Find each line holding the word "Model" and give the total alone.
** BEGIN GIVEN DATA **
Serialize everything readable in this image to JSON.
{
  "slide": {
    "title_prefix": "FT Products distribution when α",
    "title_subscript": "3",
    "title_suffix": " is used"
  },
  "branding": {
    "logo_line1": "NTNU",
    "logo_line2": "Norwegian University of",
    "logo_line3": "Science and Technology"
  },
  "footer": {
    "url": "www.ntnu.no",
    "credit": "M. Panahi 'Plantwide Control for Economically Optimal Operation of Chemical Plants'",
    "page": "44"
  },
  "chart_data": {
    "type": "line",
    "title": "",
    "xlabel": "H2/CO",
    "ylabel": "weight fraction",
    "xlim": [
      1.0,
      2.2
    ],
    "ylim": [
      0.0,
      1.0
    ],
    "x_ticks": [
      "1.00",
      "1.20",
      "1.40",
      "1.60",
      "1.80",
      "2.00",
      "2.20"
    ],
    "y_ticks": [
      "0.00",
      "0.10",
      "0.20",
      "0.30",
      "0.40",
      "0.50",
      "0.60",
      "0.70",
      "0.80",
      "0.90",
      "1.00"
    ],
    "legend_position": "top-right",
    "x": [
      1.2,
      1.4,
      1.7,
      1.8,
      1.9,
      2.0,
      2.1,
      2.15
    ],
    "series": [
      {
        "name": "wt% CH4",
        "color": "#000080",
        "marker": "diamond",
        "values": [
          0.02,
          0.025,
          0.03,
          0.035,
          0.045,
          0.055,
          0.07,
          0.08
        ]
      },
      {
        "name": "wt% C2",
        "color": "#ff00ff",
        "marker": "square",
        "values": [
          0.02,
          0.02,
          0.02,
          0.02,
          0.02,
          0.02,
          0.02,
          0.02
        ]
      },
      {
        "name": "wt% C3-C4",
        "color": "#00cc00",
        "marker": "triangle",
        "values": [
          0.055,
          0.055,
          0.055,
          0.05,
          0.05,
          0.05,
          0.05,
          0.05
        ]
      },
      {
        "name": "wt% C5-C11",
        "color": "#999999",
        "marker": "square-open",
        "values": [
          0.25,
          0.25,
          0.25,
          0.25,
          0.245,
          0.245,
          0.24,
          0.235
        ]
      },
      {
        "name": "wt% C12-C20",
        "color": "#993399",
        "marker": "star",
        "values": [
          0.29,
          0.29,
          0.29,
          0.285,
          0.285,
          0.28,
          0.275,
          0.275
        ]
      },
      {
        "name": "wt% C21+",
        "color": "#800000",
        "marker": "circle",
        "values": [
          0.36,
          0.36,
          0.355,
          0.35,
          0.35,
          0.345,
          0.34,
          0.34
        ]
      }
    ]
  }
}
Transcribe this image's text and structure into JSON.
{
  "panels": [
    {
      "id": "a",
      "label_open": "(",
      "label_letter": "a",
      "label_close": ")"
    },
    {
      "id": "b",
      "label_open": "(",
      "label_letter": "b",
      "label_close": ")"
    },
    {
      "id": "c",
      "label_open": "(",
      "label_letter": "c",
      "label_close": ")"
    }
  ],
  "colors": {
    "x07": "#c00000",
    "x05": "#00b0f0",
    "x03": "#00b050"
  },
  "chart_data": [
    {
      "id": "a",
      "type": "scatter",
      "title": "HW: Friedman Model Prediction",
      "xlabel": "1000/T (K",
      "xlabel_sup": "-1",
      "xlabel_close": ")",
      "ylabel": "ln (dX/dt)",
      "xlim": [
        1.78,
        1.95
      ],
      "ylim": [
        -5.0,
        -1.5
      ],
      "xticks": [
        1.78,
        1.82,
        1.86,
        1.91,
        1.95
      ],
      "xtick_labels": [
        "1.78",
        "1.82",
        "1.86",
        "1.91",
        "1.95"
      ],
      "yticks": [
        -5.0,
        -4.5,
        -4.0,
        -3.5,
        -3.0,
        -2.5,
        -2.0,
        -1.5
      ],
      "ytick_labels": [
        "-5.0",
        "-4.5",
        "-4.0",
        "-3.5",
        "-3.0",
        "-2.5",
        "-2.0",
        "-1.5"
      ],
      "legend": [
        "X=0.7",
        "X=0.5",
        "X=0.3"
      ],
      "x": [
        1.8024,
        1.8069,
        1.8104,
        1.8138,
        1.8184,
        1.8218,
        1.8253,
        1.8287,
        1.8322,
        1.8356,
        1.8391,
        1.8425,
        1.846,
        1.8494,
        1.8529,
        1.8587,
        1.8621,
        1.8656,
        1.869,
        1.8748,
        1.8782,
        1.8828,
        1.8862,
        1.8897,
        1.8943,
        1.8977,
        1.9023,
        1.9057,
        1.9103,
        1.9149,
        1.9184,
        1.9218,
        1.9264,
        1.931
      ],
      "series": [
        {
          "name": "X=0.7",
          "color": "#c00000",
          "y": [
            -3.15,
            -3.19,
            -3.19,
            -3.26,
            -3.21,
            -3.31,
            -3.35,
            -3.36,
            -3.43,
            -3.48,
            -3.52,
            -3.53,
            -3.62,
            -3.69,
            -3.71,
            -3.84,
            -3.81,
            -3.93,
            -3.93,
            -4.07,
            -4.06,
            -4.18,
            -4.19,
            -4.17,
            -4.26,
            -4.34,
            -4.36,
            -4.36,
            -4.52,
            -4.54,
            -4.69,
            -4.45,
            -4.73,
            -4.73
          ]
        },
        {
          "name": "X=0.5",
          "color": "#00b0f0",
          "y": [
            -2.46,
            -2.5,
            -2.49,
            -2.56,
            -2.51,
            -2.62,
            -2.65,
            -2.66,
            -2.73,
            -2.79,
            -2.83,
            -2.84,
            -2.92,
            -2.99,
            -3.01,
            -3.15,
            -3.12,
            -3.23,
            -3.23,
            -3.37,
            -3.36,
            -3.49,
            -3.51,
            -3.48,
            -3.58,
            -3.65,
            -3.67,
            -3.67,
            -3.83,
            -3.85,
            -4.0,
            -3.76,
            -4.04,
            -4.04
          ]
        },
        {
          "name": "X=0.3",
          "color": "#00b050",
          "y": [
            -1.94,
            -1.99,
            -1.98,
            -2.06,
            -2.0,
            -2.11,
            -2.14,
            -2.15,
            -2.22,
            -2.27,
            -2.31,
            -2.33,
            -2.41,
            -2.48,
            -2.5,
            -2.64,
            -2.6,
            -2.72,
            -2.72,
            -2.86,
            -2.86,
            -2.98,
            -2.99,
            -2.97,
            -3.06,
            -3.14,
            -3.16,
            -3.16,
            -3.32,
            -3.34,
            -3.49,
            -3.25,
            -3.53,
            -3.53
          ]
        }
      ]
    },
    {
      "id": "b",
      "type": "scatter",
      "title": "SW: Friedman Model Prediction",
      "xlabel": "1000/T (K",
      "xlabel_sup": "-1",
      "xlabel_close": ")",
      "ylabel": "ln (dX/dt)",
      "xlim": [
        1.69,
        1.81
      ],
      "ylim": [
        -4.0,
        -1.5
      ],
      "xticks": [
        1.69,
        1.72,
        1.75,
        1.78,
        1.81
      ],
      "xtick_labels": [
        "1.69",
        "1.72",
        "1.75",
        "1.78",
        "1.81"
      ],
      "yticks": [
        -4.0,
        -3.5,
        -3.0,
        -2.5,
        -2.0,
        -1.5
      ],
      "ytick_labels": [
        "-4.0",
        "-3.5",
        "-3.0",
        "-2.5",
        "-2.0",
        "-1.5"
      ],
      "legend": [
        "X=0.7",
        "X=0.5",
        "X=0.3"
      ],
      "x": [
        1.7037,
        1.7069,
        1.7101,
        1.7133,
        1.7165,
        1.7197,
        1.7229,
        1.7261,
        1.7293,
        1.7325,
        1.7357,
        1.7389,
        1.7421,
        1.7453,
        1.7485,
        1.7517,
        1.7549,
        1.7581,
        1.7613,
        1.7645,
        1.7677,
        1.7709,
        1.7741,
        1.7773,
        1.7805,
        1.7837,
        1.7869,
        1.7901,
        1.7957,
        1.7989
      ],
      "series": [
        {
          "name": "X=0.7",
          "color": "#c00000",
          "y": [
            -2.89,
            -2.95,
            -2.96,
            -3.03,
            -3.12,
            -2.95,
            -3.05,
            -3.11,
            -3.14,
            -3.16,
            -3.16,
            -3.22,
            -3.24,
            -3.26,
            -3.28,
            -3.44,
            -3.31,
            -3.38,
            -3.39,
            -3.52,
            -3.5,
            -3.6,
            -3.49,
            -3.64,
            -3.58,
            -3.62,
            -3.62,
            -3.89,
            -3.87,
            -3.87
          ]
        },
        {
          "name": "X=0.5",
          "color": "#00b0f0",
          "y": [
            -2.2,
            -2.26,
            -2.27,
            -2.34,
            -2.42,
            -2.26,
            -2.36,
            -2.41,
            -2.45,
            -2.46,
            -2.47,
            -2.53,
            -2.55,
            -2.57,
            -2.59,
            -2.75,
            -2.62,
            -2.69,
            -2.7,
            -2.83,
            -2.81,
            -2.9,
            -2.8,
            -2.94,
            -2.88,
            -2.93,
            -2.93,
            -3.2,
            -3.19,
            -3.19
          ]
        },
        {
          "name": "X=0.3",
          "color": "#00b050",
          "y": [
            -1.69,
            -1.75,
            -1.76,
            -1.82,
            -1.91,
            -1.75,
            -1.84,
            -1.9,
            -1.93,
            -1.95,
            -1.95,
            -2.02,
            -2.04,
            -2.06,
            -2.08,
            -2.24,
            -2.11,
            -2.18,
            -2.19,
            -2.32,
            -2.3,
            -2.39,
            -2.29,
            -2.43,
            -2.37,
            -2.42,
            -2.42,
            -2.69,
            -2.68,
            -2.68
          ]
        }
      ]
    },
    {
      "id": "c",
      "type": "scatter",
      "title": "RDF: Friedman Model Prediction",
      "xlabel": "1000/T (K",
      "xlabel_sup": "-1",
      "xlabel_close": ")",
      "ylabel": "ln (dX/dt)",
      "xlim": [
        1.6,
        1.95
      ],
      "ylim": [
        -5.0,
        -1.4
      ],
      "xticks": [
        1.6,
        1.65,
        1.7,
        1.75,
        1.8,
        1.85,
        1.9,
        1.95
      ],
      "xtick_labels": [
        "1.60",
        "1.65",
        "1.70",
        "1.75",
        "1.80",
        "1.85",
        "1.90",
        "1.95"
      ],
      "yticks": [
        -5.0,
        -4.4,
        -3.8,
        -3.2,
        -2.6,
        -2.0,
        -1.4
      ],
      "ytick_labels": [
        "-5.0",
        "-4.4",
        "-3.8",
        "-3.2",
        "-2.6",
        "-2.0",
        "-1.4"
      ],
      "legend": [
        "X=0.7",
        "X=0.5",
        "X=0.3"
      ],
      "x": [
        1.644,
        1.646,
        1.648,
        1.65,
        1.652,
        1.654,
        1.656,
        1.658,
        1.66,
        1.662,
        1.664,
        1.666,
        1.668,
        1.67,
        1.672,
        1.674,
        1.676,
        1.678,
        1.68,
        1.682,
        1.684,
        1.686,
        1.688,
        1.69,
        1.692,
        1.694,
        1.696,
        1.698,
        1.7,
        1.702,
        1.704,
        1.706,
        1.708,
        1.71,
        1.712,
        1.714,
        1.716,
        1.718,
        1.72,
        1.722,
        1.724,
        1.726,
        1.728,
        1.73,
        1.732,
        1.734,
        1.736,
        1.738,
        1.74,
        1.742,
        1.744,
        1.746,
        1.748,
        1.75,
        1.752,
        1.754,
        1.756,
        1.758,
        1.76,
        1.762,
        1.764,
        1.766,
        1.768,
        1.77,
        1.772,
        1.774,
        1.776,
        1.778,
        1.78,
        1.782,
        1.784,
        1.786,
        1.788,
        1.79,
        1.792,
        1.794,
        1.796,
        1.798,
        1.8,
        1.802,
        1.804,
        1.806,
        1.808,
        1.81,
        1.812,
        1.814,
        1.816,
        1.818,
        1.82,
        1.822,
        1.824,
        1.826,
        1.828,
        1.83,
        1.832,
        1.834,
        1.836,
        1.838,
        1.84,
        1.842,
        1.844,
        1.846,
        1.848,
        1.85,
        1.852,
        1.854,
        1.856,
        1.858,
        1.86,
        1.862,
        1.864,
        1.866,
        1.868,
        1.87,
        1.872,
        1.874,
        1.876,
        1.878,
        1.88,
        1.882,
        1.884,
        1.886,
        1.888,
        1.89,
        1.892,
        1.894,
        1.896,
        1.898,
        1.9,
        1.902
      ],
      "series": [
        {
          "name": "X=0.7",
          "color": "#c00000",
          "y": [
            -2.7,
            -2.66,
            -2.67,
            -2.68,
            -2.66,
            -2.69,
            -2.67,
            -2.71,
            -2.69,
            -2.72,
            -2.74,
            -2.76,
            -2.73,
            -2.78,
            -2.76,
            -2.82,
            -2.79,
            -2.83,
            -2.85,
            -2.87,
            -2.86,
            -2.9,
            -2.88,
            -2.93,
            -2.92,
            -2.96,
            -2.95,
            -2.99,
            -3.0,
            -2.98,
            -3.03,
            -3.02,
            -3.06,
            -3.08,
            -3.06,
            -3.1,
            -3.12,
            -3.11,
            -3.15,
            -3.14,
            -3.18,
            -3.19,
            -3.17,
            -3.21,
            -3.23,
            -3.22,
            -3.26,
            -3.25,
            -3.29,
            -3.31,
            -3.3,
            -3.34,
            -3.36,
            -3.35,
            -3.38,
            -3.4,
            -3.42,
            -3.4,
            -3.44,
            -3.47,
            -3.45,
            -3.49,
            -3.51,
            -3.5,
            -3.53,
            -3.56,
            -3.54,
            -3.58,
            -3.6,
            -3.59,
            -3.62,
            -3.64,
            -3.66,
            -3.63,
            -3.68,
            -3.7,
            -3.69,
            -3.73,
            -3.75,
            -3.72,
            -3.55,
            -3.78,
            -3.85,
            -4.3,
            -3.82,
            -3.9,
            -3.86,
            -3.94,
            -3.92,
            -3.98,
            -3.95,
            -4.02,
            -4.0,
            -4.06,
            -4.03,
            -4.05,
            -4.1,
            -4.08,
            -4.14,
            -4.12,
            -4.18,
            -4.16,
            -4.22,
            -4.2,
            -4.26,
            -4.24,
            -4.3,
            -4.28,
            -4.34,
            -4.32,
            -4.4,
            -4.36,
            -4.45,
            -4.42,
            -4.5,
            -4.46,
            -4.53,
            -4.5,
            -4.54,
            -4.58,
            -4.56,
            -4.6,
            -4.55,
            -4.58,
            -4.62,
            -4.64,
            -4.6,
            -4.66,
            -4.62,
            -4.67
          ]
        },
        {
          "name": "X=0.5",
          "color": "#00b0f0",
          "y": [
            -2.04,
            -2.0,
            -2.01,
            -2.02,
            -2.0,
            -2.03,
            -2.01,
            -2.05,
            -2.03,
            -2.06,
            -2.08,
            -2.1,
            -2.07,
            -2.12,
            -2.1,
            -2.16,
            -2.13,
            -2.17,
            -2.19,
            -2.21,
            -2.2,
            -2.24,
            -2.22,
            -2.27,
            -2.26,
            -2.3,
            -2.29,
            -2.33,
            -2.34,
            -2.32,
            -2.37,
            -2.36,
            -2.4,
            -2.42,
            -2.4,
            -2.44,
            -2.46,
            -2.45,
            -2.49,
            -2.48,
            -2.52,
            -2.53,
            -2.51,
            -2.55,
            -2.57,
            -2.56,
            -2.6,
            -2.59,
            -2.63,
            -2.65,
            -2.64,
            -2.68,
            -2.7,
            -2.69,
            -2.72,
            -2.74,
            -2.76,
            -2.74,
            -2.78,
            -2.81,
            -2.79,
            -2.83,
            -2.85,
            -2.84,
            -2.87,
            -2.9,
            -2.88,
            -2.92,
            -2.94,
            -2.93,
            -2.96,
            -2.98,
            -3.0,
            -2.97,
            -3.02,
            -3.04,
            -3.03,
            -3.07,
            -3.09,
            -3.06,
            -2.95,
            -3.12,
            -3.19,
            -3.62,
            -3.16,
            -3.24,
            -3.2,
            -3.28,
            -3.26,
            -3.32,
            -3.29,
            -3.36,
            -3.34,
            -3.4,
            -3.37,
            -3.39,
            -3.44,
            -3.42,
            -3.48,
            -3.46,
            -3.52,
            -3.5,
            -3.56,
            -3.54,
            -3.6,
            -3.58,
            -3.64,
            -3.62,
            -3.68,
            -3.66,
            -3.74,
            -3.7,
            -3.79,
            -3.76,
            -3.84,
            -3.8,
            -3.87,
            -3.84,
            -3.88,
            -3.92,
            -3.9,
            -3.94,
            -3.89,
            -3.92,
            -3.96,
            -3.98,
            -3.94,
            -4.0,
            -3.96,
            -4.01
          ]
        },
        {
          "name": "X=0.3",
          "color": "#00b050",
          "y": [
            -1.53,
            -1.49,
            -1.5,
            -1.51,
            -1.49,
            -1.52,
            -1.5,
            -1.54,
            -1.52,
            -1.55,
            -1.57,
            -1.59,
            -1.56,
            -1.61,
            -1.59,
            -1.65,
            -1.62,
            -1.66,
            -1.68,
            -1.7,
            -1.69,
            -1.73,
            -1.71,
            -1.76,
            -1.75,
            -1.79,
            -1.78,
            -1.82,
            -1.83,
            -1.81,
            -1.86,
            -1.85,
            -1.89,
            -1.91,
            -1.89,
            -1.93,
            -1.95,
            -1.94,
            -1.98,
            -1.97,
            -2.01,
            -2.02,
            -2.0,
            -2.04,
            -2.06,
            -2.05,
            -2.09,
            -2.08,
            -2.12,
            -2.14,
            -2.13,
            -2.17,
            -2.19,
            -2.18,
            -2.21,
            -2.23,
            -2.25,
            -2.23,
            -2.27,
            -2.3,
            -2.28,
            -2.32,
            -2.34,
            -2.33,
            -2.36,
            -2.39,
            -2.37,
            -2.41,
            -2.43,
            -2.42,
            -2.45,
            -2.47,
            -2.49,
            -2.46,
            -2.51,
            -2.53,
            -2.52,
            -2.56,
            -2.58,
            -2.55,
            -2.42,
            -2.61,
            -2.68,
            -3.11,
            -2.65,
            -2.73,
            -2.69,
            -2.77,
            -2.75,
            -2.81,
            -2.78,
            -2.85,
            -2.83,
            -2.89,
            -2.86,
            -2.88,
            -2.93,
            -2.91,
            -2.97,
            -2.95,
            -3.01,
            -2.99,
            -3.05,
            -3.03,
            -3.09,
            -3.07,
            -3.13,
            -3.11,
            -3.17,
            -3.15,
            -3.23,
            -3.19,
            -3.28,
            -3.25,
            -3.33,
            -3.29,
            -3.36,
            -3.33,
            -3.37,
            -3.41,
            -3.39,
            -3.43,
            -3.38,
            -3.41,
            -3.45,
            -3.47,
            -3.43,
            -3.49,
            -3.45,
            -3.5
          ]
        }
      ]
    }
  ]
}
** END GIVEN DATA **
COMPLETED TASK –
3